• **PROBLEM**: From the entries that follow, extract each line holding the string "JSON".

____

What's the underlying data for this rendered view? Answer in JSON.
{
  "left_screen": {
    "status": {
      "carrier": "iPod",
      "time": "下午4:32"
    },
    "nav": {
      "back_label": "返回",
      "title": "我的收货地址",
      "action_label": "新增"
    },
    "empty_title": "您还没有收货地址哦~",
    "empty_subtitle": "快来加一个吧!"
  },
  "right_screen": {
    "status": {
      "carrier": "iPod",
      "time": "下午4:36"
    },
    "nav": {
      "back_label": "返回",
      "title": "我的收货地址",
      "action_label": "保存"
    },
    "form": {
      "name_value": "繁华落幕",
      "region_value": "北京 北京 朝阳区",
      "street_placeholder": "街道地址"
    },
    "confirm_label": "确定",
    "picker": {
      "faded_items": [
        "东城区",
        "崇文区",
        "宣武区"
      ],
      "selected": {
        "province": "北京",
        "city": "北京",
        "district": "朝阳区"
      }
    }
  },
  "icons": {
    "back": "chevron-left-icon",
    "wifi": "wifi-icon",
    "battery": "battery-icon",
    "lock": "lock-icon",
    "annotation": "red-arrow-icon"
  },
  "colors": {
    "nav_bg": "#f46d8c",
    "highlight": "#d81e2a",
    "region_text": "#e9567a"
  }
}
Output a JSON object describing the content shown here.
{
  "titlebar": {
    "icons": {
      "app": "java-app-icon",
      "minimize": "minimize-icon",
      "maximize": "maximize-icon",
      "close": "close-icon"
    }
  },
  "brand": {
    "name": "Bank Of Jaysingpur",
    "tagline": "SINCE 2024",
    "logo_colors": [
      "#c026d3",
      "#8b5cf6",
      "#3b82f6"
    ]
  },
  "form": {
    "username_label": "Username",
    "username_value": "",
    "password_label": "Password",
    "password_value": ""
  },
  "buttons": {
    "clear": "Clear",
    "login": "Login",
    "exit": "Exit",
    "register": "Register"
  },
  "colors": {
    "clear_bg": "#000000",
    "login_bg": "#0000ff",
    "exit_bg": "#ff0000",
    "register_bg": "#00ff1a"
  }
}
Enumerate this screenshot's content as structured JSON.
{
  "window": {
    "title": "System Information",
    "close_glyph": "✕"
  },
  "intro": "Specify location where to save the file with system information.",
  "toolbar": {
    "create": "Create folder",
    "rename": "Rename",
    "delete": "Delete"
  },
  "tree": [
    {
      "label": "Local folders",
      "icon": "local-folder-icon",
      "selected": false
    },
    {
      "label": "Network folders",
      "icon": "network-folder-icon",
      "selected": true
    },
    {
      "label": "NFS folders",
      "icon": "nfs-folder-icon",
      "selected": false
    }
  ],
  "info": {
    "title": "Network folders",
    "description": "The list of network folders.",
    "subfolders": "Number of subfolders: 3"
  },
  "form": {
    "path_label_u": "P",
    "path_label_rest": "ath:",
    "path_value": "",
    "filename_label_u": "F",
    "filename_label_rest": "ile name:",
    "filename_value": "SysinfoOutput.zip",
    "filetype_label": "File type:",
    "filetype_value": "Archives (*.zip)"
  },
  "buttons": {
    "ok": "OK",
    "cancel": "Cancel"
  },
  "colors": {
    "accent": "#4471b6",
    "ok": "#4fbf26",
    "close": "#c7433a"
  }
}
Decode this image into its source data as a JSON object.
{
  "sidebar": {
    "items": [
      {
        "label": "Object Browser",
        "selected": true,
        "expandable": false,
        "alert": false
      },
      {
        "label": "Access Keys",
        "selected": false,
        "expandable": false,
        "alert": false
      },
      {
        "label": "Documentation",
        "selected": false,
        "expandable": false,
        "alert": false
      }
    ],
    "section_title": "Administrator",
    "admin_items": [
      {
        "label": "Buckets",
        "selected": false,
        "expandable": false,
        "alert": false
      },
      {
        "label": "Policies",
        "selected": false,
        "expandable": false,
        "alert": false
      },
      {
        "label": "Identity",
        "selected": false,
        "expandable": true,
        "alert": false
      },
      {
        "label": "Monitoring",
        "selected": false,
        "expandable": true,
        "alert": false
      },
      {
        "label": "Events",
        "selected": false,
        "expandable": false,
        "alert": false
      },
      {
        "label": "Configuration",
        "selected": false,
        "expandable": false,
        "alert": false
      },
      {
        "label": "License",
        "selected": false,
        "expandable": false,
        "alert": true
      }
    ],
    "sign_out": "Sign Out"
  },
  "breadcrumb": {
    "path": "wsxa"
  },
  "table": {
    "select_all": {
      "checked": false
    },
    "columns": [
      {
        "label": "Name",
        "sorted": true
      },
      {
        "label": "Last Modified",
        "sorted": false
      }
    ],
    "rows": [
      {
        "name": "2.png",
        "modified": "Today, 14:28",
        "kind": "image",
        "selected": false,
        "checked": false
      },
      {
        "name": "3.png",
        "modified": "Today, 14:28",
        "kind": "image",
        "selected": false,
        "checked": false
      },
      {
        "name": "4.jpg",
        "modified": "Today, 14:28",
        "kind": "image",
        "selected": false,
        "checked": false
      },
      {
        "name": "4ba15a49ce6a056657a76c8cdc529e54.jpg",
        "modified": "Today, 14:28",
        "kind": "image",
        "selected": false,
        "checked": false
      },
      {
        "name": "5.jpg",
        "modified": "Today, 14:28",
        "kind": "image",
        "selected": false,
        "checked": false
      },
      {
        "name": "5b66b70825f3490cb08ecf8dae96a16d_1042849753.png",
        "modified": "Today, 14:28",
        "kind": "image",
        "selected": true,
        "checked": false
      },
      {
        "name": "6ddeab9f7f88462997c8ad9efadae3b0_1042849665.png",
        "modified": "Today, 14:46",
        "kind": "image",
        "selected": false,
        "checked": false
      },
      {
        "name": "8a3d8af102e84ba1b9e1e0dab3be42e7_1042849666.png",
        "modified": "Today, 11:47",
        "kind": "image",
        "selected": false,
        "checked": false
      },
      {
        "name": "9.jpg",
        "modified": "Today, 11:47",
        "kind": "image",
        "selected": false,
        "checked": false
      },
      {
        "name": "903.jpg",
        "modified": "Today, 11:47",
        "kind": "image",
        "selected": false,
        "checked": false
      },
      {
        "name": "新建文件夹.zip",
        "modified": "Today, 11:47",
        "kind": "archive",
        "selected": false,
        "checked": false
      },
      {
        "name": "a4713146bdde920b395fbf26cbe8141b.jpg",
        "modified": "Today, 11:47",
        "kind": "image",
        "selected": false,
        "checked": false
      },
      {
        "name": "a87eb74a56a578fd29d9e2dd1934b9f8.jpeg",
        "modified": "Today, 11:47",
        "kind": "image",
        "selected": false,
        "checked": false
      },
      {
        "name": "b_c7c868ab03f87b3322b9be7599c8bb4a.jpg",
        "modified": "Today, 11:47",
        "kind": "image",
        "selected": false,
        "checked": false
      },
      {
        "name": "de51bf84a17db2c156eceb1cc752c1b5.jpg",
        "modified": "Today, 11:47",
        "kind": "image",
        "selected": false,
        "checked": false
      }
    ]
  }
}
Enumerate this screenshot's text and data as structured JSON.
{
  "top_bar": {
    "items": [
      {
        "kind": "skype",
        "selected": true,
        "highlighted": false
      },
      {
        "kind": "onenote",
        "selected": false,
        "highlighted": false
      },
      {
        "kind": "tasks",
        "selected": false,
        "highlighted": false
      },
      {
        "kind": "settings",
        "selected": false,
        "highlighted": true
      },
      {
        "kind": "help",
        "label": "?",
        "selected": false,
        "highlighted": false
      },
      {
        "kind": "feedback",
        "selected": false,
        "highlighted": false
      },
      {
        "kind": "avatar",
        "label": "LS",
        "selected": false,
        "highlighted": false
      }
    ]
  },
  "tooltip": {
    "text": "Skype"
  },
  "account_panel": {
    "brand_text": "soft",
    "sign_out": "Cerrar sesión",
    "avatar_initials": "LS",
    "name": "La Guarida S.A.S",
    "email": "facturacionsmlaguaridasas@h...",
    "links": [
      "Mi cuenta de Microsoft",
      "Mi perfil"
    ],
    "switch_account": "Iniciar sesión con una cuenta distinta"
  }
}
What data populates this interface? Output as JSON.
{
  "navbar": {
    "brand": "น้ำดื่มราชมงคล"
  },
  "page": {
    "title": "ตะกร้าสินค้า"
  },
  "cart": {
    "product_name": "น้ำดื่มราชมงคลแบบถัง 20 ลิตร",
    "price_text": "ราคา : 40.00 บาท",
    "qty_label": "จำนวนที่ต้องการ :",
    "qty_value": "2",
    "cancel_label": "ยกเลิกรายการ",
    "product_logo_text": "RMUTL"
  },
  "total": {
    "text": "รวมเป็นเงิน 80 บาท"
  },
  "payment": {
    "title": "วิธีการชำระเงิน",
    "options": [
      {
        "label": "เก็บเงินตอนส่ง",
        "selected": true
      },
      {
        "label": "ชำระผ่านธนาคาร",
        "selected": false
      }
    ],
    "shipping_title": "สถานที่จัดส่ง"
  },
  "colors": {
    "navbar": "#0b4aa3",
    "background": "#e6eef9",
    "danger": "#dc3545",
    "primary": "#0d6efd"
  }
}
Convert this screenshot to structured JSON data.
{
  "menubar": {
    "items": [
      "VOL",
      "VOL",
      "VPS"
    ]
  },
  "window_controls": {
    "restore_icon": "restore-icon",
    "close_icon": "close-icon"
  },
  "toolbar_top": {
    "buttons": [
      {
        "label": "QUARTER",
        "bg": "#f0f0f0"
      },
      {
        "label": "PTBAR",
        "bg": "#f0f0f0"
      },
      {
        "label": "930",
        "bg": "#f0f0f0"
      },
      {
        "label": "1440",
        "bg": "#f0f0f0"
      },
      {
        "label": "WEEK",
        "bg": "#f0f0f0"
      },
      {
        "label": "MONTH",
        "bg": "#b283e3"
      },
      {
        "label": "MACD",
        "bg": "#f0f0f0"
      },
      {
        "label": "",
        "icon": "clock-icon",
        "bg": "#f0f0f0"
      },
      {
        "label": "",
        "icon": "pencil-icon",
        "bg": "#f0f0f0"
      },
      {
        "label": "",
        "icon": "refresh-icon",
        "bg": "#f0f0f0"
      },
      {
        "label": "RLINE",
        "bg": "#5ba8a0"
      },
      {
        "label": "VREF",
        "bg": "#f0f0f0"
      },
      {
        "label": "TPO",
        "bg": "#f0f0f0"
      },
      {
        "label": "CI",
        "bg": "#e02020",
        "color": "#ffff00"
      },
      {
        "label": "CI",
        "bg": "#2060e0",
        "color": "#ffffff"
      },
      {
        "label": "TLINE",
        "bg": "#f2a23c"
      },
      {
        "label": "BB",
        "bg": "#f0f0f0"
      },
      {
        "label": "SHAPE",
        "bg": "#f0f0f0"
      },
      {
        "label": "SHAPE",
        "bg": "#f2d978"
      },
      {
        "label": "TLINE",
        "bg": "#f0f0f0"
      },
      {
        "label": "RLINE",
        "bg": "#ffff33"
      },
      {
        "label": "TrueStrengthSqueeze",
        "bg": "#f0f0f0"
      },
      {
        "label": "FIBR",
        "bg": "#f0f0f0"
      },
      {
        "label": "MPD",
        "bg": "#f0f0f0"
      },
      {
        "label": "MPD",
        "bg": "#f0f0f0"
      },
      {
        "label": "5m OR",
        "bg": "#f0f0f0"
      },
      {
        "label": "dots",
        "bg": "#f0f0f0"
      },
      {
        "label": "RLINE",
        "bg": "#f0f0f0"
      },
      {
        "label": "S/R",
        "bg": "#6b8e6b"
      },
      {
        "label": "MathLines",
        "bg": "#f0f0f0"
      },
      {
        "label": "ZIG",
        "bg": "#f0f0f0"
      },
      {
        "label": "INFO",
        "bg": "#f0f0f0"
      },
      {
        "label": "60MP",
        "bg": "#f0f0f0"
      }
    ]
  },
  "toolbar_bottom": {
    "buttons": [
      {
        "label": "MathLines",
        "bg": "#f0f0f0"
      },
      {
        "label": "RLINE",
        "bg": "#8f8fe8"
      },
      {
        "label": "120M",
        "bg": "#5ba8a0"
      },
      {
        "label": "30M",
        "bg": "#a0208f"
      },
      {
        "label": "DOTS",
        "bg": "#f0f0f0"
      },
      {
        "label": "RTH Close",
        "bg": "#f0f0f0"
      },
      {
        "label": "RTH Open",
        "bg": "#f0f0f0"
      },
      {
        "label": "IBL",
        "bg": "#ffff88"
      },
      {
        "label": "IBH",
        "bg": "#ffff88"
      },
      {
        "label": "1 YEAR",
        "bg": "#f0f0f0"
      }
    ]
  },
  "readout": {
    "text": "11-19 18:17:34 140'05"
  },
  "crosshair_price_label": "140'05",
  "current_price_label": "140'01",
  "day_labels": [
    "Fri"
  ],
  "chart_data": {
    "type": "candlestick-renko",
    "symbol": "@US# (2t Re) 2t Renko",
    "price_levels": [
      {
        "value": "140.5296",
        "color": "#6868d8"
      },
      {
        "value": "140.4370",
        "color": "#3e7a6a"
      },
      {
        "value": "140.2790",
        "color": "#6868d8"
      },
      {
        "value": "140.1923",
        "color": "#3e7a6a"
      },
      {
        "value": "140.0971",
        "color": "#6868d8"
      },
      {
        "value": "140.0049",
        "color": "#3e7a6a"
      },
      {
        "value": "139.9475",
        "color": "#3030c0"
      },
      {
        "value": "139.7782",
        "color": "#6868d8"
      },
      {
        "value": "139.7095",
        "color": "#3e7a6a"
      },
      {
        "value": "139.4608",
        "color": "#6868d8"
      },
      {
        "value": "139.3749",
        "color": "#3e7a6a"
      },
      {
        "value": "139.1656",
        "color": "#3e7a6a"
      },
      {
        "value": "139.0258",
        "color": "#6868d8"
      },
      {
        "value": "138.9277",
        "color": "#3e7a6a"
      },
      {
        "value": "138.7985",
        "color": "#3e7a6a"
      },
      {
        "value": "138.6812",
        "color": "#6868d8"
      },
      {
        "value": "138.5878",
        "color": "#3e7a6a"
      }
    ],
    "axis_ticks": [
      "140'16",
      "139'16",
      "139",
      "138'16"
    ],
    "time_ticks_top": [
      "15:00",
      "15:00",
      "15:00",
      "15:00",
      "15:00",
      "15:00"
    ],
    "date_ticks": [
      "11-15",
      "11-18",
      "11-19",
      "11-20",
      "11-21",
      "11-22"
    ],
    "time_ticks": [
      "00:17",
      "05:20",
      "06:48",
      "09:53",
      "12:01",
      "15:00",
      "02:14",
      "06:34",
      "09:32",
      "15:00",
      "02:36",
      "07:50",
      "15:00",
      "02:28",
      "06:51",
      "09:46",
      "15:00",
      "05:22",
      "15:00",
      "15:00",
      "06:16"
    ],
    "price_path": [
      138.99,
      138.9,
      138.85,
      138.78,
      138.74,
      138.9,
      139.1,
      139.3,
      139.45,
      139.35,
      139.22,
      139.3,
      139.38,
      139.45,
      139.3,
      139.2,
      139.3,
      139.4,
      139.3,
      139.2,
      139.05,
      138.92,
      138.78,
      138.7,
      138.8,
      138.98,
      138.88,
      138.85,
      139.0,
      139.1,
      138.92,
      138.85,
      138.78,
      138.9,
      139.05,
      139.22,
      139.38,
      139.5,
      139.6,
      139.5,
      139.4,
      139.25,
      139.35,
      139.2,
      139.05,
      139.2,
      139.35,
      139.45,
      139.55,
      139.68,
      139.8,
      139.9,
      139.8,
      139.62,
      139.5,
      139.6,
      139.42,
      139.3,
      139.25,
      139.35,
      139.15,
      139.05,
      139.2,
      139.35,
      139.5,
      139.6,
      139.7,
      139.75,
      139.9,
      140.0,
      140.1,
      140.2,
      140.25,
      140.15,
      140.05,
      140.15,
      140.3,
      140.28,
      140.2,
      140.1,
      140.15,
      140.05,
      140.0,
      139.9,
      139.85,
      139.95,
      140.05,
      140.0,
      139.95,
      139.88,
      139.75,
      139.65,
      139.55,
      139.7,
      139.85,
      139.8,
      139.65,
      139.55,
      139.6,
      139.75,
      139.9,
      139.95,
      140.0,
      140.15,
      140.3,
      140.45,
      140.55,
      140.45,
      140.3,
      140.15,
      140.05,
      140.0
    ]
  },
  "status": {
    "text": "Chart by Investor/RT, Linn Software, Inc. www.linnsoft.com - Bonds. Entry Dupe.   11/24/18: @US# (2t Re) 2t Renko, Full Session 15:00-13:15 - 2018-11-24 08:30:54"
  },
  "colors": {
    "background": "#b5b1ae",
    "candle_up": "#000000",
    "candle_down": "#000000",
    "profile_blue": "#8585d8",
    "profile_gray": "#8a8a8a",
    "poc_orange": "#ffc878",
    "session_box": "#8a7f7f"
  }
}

____

• **EXERCISE RESPONSE**:
What's the underlying data for this rendered view? Answer in JSON.
Output a JSON object describing the content shown here.
Enumerate this screenshot's content as structured JSON.
Decode this image into its source data as a JSON object.
Enumerate this screenshot's text and data as structured JSON.
What data populates this interface? Output as JSON.
Convert this screenshot to structured JSON data.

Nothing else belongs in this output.